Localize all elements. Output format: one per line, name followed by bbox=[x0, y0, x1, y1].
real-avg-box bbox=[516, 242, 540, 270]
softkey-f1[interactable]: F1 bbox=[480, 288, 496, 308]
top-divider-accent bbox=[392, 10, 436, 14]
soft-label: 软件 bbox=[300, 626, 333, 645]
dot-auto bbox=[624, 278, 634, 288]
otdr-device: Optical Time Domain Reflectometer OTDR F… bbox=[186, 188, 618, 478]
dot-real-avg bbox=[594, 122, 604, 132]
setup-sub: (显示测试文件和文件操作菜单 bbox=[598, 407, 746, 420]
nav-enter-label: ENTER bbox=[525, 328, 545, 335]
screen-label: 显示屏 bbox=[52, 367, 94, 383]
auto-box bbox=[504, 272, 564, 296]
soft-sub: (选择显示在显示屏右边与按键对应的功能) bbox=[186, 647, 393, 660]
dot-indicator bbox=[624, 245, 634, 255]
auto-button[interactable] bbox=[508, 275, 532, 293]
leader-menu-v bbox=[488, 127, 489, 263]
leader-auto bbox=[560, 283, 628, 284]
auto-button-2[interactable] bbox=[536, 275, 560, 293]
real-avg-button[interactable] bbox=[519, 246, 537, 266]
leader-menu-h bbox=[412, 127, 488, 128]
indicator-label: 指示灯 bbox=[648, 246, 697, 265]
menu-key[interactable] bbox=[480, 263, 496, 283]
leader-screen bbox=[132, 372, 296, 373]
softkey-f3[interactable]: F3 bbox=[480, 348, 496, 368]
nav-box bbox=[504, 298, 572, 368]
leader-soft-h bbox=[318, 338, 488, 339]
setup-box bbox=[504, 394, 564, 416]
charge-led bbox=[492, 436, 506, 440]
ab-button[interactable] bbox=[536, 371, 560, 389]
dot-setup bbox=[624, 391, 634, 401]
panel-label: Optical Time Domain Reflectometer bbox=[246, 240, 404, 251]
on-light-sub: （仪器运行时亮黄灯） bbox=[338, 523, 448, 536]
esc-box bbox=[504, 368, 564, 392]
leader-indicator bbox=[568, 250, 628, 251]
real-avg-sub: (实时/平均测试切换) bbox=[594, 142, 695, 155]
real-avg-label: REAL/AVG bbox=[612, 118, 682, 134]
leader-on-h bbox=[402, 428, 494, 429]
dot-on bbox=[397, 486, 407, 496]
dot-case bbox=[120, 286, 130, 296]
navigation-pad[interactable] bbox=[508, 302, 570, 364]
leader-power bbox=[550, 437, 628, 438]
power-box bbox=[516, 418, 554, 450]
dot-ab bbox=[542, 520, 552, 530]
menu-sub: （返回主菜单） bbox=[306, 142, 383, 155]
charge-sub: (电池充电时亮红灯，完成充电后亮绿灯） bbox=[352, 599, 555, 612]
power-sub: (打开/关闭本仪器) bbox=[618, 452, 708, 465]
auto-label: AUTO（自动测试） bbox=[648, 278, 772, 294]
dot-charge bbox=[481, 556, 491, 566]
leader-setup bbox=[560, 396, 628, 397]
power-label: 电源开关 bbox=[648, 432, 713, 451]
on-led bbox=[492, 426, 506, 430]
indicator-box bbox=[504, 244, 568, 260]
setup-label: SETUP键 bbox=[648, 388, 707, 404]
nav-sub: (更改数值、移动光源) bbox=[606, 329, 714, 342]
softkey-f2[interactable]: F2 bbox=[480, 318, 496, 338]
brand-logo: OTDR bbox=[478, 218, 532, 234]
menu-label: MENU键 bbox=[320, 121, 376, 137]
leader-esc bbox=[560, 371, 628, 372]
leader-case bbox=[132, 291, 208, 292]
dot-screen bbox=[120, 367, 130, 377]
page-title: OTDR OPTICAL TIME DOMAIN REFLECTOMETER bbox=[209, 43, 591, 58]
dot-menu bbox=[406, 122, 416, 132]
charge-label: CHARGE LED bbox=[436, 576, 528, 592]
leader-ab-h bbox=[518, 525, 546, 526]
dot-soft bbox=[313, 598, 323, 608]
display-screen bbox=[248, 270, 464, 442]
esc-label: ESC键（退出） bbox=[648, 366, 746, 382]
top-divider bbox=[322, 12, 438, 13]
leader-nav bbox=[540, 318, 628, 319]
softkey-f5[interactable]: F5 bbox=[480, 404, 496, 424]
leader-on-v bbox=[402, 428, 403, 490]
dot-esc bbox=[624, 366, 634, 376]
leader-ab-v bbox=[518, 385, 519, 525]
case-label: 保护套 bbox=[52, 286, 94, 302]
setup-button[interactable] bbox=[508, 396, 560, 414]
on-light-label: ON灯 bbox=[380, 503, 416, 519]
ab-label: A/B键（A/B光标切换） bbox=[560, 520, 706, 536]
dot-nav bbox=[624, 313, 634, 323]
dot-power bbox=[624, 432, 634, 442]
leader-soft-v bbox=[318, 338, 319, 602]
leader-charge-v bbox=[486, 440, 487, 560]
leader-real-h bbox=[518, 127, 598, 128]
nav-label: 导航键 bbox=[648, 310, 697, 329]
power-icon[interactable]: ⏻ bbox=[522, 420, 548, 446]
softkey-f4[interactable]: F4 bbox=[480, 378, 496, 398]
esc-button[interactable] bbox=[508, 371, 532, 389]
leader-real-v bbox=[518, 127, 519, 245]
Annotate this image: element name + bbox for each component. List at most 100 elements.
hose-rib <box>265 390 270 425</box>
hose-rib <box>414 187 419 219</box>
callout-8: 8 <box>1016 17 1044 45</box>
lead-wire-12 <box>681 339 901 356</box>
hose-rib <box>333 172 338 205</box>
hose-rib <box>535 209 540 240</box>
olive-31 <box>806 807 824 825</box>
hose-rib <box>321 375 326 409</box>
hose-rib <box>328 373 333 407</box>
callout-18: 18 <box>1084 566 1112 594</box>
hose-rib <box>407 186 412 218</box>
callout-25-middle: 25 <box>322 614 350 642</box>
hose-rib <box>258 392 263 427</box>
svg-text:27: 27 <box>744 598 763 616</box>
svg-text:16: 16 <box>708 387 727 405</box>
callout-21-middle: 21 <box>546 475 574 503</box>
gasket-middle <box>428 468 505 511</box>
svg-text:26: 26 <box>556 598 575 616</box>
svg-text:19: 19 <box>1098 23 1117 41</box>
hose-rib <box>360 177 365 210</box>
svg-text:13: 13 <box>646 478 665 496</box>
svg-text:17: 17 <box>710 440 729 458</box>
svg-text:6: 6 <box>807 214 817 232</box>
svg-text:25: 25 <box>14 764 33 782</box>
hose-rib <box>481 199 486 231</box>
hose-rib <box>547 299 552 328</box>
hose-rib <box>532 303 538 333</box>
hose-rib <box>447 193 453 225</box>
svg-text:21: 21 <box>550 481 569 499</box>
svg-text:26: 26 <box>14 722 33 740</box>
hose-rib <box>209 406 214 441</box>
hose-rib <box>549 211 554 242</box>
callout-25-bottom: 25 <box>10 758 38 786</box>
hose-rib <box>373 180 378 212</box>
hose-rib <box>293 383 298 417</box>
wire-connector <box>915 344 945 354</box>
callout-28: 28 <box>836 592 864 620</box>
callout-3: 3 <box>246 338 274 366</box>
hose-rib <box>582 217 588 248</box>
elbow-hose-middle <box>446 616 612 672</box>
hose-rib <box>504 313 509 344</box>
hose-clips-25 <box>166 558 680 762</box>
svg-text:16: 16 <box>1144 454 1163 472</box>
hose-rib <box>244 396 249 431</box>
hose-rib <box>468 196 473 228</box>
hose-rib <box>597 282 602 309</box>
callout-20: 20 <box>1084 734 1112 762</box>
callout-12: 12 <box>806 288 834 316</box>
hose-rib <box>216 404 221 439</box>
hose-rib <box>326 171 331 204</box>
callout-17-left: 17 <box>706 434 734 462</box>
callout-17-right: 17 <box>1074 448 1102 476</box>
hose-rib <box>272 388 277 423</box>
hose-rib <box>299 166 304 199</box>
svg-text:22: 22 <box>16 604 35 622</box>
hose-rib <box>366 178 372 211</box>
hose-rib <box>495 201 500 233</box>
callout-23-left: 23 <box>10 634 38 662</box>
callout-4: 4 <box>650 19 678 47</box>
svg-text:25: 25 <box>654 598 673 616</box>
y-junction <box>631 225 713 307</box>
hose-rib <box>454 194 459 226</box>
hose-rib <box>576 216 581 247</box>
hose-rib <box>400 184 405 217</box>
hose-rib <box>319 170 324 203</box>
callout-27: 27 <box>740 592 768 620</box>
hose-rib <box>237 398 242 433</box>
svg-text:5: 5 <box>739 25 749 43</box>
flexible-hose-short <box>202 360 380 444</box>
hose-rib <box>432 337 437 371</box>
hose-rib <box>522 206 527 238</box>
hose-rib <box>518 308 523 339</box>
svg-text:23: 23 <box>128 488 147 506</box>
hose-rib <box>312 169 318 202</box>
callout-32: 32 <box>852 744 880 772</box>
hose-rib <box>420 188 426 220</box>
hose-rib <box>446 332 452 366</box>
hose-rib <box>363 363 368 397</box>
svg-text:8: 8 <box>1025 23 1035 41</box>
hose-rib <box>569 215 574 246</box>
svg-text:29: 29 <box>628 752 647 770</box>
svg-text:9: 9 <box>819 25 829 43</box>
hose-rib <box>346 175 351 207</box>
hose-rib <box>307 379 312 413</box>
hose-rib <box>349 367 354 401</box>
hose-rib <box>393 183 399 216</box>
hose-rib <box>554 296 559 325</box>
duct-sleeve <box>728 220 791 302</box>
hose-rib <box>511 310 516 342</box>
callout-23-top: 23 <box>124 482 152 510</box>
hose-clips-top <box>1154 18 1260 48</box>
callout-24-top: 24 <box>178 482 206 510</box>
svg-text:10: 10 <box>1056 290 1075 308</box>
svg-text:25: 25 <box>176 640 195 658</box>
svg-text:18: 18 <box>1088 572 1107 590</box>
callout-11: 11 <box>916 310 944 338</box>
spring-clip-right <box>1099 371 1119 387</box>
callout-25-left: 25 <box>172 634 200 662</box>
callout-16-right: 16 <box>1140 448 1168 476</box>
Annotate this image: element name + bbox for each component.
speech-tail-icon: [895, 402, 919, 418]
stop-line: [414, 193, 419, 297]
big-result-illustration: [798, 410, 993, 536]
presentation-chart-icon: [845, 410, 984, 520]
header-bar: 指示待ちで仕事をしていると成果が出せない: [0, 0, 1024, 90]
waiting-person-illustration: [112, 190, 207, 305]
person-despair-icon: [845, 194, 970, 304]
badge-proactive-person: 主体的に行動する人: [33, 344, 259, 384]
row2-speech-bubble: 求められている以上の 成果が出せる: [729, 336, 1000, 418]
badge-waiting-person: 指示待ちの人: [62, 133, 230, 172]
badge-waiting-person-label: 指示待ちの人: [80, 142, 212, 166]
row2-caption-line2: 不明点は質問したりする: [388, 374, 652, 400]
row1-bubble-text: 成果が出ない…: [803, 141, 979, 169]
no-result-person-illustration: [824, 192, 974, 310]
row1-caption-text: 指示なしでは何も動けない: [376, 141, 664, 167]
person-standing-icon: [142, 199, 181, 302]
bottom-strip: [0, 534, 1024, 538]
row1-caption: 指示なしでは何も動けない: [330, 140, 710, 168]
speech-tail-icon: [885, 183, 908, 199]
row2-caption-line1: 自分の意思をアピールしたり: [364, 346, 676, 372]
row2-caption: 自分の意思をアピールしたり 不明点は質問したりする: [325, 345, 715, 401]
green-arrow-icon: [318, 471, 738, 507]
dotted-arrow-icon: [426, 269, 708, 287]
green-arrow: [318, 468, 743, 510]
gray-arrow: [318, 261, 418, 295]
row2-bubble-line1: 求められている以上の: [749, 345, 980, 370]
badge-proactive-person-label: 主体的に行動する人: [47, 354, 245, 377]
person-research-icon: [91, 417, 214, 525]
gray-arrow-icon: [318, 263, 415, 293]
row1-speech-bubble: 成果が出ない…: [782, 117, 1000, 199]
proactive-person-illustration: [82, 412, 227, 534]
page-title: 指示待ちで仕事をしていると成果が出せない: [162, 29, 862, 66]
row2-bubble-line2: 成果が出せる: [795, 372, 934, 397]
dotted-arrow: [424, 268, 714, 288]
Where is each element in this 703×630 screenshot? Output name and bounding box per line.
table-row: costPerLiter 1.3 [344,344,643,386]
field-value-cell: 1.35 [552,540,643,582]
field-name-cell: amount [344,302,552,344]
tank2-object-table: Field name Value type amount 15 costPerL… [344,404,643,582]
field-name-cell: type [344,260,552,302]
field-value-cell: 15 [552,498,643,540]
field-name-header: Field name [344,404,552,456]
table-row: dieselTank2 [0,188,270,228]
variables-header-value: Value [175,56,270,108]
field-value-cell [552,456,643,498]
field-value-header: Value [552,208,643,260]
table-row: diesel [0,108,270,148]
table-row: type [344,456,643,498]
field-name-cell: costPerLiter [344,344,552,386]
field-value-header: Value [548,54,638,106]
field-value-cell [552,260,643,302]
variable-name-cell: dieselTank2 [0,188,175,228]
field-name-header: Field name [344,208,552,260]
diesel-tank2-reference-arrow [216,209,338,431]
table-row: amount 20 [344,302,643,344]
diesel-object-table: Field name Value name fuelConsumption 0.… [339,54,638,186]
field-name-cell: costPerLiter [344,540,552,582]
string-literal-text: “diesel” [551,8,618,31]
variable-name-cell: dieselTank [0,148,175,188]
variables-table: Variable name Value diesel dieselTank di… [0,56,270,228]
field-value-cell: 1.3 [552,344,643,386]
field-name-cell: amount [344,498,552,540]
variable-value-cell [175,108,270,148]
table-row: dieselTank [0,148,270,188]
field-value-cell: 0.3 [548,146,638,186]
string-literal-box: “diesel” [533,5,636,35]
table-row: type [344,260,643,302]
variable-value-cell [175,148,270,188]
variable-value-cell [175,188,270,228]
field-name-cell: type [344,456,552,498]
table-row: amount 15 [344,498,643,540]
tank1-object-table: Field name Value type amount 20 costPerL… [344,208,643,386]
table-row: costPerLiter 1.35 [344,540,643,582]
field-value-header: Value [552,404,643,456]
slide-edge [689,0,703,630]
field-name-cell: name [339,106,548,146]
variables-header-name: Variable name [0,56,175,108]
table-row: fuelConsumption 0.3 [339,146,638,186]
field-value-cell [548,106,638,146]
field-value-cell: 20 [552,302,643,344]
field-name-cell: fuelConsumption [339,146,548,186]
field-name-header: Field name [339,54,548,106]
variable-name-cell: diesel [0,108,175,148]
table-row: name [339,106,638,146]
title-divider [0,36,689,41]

## What to work on
Reproduce word for word the part of the items that opens with the first line and closes with the line containing "menu-key[interactable] bbox=[480, 263, 496, 283]", including both of those lines.

## Correct output
Localize all elements. Output format: one per line, name followed by bbox=[x0, y0, x1, y1].
real-avg-box bbox=[516, 242, 540, 270]
softkey-f1[interactable]: F1 bbox=[480, 288, 496, 308]
top-divider-accent bbox=[392, 10, 436, 14]
soft-label: 软件 bbox=[300, 626, 333, 645]
dot-auto bbox=[624, 278, 634, 288]
otdr-device: Optical Time Domain Reflectometer OTDR F… bbox=[186, 188, 618, 478]
dot-real-avg bbox=[594, 122, 604, 132]
setup-sub: (显示测试文件和文件操作菜单 bbox=[598, 407, 746, 420]
nav-enter-label: ENTER bbox=[525, 328, 545, 335]
screen-label: 显示屏 bbox=[52, 367, 94, 383]
auto-box bbox=[504, 272, 564, 296]
soft-sub: (选择显示在显示屏右边与按键对应的功能) bbox=[186, 647, 393, 660]
dot-indicator bbox=[624, 245, 634, 255]
auto-button[interactable] bbox=[508, 275, 532, 293]
leader-menu-v bbox=[488, 127, 489, 263]
leader-auto bbox=[560, 283, 628, 284]
auto-button-2[interactable] bbox=[536, 275, 560, 293]
real-avg-button[interactable] bbox=[519, 246, 537, 266]
leader-menu-h bbox=[412, 127, 488, 128]
indicator-label: 指示灯 bbox=[648, 246, 697, 265]
menu-key[interactable] bbox=[480, 263, 496, 283]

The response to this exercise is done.